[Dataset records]
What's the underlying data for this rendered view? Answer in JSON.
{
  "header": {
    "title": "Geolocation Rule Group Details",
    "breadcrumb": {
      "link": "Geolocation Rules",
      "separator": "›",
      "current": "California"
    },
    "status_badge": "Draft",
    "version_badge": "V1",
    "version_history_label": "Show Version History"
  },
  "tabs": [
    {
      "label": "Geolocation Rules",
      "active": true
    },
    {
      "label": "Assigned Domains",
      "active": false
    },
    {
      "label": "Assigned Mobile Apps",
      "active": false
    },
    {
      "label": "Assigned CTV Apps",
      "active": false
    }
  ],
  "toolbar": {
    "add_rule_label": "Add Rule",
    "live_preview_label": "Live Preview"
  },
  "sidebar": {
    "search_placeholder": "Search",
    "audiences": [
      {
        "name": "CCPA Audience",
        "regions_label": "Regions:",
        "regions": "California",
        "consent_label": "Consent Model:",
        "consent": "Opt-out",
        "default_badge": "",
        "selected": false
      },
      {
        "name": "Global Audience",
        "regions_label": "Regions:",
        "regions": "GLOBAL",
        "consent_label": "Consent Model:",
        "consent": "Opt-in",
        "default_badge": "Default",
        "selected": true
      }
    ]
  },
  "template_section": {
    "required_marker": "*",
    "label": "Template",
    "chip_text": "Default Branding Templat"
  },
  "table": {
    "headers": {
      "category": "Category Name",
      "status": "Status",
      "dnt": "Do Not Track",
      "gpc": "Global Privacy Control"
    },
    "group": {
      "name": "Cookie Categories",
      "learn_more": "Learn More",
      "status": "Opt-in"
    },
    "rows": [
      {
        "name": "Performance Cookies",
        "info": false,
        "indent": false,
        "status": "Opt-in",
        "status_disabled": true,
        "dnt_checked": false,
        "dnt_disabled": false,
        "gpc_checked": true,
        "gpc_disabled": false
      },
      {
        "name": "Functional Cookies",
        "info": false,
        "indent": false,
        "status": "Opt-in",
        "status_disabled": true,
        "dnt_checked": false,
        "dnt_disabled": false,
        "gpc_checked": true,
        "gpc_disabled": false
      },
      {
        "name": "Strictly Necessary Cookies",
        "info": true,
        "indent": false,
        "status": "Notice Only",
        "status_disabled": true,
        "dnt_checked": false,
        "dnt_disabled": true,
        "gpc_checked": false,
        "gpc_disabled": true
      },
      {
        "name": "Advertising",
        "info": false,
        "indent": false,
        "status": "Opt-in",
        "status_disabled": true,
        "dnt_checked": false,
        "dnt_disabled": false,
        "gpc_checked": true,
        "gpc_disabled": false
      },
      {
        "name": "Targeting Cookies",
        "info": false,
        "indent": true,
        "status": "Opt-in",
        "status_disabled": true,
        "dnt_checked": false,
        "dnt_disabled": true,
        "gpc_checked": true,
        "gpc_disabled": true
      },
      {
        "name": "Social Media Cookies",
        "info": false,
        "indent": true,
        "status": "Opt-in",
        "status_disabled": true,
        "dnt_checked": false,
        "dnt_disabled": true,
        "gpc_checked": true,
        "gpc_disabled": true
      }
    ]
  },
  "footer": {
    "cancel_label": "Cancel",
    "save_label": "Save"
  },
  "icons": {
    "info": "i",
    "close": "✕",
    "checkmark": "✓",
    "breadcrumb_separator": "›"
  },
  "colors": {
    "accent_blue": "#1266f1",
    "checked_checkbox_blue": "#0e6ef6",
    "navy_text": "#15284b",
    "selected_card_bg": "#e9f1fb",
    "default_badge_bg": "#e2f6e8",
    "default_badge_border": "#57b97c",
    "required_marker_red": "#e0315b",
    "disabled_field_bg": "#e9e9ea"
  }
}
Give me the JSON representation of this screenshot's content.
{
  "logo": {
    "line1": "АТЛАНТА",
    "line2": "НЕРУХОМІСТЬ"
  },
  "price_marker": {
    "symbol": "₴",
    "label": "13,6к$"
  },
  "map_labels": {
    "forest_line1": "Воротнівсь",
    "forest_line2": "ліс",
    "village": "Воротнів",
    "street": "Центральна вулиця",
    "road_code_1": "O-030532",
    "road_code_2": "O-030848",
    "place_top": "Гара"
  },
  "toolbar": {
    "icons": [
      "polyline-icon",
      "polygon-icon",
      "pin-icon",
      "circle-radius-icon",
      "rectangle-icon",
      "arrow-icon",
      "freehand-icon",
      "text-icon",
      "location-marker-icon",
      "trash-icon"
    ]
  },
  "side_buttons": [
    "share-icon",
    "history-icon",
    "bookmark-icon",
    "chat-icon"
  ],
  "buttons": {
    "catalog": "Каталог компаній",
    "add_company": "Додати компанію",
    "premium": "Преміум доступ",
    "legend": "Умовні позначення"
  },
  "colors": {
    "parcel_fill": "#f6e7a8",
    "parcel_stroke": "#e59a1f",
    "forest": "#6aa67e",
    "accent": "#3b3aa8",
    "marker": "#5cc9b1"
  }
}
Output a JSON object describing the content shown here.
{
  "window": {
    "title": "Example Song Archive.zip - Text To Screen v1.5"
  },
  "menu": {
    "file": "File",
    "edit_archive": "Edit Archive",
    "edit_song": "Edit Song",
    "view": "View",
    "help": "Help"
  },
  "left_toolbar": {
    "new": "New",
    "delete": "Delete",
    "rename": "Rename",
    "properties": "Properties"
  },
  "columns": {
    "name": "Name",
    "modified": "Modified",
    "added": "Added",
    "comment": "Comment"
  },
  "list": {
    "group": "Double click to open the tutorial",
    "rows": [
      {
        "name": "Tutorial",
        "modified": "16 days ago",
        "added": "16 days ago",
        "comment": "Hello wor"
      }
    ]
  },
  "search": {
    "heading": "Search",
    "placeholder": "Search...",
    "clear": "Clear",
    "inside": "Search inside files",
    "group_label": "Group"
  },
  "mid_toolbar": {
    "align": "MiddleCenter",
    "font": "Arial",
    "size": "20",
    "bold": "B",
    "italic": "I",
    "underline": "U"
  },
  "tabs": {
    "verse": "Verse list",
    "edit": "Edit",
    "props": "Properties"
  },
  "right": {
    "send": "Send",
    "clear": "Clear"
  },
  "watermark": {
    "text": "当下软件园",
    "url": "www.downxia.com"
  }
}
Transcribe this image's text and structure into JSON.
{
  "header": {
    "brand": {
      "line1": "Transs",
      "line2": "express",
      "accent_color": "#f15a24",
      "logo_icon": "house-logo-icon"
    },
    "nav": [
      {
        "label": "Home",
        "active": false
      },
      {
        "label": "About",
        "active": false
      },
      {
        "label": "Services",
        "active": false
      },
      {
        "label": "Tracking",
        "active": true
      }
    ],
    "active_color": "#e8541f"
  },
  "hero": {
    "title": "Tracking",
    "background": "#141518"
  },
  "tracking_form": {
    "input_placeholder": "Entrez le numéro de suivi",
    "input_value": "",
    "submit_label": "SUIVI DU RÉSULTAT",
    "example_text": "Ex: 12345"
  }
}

### What you should do
Look over the records above and copy each line that includes the string "title".

### Exercise result
    "title": "Geolocation Rule Group Details",
    "title": "Example Song Archive.zip - Text To Screen v1.5"
    "title": "Tracking",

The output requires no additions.